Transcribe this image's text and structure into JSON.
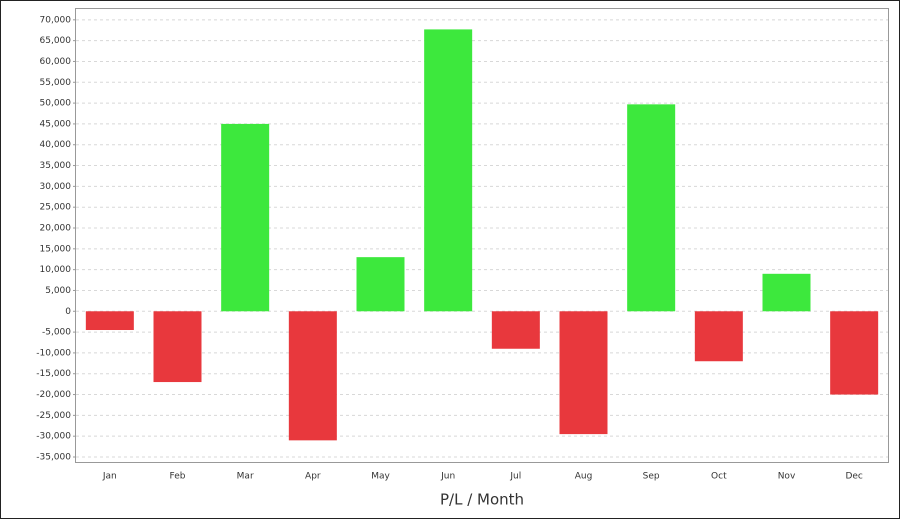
{
  "chart_data": {
    "type": "bar",
    "x_label": "P/L / Month",
    "categories": [
      "Jan",
      "Feb",
      "Mar",
      "Apr",
      "May",
      "Jun",
      "Jul",
      "Aug",
      "Sep",
      "Oct",
      "Nov",
      "Dec"
    ],
    "values": [
      -4500,
      -17000,
      45000,
      -31000,
      13000,
      67700,
      -9000,
      -29500,
      49700,
      -12000,
      9000,
      -20000
    ],
    "positive_color": "#3de83d",
    "negative_color": "#e8383d",
    "ylim": [
      -36200,
      72600
    ],
    "yticks": [
      {
        "value": -35000,
        "label": "-35,000"
      },
      {
        "value": -30000,
        "label": "-30,000"
      },
      {
        "value": -25000,
        "label": "-25,000"
      },
      {
        "value": -20000,
        "label": "-20,000"
      },
      {
        "value": -15000,
        "label": "-15,000"
      },
      {
        "value": -10000,
        "label": "-10,000"
      },
      {
        "value": -5000,
        "label": "-5,000"
      },
      0,
      {
        "value": 5000,
        "label": "5,000"
      },
      {
        "value": 10000,
        "label": "10,000"
      },
      {
        "value": 15000,
        "label": "15,000"
      },
      {
        "value": 20000,
        "label": "20,000"
      },
      {
        "value": 25000,
        "label": "25,000"
      },
      {
        "value": 30000,
        "label": "30,000"
      },
      {
        "value": 35000,
        "label": "35,000"
      },
      {
        "value": 40000,
        "label": "40,000"
      },
      {
        "value": 45000,
        "label": "45,000"
      },
      {
        "value": 50000,
        "label": "50,000"
      },
      {
        "value": 55000,
        "label": "55,000"
      },
      {
        "value": 60000,
        "label": "60,000"
      },
      {
        "value": 65000,
        "label": "65,000"
      },
      {
        "value": 70000,
        "label": "70,000"
      }
    ],
    "grid": true
  }
}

> **Given request**
Every record above should be written out again exactly; the pictures stay out of the copy.

> **Solution to the problem**
Transcribe this image's text and structure into JSON.
{
  "chart_data": {
    "type": "bar",
    "x_label": "P/L / Month",
    "categories": [
      "Jan",
      "Feb",
      "Mar",
      "Apr",
      "May",
      "Jun",
      "Jul",
      "Aug",
      "Sep",
      "Oct",
      "Nov",
      "Dec"
    ],
    "values": [
      -4500,
      -17000,
      45000,
      -31000,
      13000,
      67700,
      -9000,
      -29500,
      49700,
      -12000,
      9000,
      -20000
    ],
    "positive_color": "#3de83d",
    "negative_color": "#e8383d",
    "ylim": [
      -36200,
      72600
    ],
    "yticks": [
      {
        "value": -35000,
        "label": "-35,000"
      },
      {
        "value": -30000,
        "label": "-30,000"
      },
      {
        "value": -25000,
        "label": "-25,000"
      },
      {
        "value": -20000,
        "label": "-20,000"
      },
      {
        "value": -15000,
        "label": "-15,000"
      },
      {
        "value": -10000,
        "label": "-10,000"
      },
      {
        "value": -5000,
        "label": "-5,000"
      },
      0,
      {
        "value": 5000,
        "label": "5,000"
      },
      {
        "value": 10000,
        "label": "10,000"
      },
      {
        "value": 15000,
        "label": "15,000"
      },
      {
        "value": 20000,
        "label": "20,000"
      },
      {
        "value": 25000,
        "label": "25,000"
      },
      {
        "value": 30000,
        "label": "30,000"
      },
      {
        "value": 35000,
        "label": "35,000"
      },
      {
        "value": 40000,
        "label": "40,000"
      },
      {
        "value": 45000,
        "label": "45,000"
      },
      {
        "value": 50000,
        "label": "50,000"
      },
      {
        "value": 55000,
        "label": "55,000"
      },
      {
        "value": 60000,
        "label": "60,000"
      },
      {
        "value": 65000,
        "label": "65,000"
      },
      {
        "value": 70000,
        "label": "70,000"
      }
    ],
    "grid": true
  }
}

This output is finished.